Supplied records

────────────────────

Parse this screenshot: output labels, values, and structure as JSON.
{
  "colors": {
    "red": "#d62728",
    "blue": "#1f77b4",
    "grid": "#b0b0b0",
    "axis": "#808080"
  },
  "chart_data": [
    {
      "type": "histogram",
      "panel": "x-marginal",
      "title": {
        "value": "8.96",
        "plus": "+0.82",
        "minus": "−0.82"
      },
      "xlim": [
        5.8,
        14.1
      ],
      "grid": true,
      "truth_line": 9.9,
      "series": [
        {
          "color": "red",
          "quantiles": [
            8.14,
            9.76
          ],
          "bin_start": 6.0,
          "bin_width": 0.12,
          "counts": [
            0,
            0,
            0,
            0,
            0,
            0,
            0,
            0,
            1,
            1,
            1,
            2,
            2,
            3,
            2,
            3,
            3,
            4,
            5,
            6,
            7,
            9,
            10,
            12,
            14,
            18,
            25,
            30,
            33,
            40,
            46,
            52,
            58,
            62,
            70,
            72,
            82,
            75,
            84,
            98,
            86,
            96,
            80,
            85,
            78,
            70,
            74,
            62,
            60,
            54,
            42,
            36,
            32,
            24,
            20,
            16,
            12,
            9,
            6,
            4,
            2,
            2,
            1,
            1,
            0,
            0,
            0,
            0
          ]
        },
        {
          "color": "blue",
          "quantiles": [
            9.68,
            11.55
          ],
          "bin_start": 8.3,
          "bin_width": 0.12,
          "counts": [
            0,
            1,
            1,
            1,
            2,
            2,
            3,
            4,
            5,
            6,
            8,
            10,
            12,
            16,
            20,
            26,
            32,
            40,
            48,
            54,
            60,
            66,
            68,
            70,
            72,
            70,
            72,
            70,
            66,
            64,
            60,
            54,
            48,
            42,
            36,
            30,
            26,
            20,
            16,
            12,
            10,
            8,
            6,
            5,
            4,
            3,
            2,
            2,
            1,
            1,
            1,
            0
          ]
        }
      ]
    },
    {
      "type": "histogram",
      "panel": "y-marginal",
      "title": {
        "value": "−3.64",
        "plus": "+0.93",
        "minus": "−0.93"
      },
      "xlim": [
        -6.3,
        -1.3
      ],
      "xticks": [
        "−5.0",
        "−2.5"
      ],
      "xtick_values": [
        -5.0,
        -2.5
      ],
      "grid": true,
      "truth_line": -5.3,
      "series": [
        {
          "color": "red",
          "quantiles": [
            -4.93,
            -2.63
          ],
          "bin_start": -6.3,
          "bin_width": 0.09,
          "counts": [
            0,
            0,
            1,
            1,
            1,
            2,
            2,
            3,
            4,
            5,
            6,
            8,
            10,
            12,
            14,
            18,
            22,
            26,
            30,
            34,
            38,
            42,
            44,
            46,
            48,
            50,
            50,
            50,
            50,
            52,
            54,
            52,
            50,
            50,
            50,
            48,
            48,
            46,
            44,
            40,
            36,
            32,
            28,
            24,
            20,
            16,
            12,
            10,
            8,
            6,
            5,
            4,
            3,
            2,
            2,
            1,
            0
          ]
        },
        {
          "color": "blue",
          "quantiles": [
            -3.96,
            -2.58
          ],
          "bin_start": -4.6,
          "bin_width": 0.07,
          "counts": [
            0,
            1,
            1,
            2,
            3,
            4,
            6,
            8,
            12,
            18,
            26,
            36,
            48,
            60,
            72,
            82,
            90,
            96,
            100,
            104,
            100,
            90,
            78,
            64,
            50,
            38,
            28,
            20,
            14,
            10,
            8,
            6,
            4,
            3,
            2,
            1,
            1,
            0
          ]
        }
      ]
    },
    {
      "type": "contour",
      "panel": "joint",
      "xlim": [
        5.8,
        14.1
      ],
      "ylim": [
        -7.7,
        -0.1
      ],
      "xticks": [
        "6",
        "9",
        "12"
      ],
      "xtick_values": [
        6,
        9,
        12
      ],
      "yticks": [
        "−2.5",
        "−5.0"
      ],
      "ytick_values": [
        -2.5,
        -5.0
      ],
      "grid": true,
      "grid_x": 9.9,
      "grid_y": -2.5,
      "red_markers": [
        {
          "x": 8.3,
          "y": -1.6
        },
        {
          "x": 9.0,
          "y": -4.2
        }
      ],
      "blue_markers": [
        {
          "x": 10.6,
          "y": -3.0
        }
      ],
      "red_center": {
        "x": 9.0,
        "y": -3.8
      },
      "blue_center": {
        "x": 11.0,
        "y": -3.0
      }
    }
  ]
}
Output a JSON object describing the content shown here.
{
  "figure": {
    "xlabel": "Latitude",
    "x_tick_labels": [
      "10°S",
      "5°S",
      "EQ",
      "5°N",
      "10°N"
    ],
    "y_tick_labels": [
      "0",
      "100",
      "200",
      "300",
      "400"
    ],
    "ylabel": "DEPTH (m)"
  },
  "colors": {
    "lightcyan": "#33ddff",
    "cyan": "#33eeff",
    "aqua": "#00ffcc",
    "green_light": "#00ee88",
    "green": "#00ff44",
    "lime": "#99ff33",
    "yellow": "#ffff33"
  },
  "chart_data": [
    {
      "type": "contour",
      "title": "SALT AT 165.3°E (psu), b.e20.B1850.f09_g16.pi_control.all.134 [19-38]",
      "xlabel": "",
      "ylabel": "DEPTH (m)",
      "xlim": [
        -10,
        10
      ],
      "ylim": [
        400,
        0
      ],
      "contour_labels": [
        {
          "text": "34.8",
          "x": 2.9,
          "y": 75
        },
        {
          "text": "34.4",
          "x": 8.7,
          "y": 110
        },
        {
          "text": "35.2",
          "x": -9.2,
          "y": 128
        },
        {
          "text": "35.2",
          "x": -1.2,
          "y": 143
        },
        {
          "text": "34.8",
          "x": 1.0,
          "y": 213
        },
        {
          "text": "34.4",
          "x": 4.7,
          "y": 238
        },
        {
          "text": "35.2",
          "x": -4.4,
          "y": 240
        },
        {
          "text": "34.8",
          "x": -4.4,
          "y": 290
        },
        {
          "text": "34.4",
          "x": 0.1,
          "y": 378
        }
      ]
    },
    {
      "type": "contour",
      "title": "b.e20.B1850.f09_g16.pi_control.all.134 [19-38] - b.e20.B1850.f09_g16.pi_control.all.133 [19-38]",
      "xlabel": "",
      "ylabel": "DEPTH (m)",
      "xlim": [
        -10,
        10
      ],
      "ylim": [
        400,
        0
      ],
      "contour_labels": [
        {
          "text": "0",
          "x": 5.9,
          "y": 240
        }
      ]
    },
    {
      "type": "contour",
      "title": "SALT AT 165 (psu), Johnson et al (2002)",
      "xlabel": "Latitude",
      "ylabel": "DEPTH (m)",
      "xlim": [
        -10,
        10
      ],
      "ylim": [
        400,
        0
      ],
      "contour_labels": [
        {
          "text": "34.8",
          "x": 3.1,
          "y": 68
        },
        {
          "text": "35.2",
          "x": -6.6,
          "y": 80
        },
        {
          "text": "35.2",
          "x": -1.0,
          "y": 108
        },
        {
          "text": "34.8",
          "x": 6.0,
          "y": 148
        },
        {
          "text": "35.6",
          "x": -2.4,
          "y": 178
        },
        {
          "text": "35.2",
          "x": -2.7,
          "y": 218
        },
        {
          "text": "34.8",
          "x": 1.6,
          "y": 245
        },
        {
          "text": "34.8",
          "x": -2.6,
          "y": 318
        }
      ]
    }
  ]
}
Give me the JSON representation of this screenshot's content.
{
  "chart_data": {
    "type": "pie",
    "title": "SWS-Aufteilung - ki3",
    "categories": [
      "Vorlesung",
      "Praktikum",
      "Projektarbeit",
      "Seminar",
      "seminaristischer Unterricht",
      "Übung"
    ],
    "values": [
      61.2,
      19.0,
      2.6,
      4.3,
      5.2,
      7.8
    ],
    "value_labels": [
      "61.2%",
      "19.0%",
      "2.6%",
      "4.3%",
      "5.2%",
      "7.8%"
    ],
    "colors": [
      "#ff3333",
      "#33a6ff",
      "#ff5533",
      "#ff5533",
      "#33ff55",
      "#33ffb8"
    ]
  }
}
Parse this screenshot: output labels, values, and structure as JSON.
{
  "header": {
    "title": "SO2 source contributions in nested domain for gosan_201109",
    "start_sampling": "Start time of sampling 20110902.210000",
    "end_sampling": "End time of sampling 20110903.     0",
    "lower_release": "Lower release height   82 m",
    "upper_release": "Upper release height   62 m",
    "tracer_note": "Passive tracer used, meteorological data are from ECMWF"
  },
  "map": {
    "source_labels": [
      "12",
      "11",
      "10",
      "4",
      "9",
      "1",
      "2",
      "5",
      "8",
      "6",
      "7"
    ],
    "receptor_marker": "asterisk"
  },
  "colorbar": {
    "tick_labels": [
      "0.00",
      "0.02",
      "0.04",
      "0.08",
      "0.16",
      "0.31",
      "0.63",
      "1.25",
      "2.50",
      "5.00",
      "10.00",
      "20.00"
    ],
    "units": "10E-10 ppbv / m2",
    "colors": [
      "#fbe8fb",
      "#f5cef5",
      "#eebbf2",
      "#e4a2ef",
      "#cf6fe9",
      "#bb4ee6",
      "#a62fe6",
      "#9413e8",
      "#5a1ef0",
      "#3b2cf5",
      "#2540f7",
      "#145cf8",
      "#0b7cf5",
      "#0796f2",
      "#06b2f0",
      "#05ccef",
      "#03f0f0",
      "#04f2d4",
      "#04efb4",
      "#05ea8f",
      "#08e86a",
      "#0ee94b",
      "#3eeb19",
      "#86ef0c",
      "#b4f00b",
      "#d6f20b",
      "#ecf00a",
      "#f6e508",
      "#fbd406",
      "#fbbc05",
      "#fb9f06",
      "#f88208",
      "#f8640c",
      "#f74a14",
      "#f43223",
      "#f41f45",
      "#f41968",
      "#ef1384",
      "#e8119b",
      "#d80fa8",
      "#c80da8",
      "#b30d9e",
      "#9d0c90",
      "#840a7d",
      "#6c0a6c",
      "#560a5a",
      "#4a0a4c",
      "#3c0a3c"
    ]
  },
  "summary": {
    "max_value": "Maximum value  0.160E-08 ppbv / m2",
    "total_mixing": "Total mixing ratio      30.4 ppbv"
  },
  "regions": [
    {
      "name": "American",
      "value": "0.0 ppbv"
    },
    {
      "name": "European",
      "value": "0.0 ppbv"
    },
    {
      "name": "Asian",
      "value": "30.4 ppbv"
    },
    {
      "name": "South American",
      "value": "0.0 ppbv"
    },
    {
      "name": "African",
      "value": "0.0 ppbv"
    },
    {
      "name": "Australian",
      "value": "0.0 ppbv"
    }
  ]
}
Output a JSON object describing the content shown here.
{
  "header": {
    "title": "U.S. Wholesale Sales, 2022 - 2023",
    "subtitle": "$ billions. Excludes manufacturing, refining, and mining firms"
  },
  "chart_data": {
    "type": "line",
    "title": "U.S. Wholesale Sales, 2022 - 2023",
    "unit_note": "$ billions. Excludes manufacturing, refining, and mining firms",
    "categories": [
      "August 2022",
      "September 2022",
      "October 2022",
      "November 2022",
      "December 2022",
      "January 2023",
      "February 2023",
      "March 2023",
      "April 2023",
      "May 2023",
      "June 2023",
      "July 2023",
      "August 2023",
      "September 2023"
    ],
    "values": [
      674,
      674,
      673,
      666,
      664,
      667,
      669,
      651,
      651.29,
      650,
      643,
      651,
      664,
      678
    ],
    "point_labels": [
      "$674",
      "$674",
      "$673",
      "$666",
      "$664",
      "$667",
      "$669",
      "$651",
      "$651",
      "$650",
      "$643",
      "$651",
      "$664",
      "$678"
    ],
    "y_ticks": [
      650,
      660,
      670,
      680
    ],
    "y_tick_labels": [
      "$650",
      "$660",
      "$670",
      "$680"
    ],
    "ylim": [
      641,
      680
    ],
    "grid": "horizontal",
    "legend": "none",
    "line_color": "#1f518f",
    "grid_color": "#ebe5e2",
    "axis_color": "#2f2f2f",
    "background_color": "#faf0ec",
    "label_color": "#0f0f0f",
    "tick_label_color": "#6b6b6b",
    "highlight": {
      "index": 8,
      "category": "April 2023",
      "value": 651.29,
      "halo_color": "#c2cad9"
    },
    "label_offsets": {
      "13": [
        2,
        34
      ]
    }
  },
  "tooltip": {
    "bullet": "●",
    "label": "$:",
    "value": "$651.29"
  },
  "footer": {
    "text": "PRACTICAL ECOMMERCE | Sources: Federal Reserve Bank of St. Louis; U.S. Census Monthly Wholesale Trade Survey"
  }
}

────────────────────

To be done
Find the lines with the string "time" and reproduce them.

Completed task
    "start_sampling": "Start time of sampling 20110902.210000",
    "end_sampling": "End time of sampling 20110903.     0",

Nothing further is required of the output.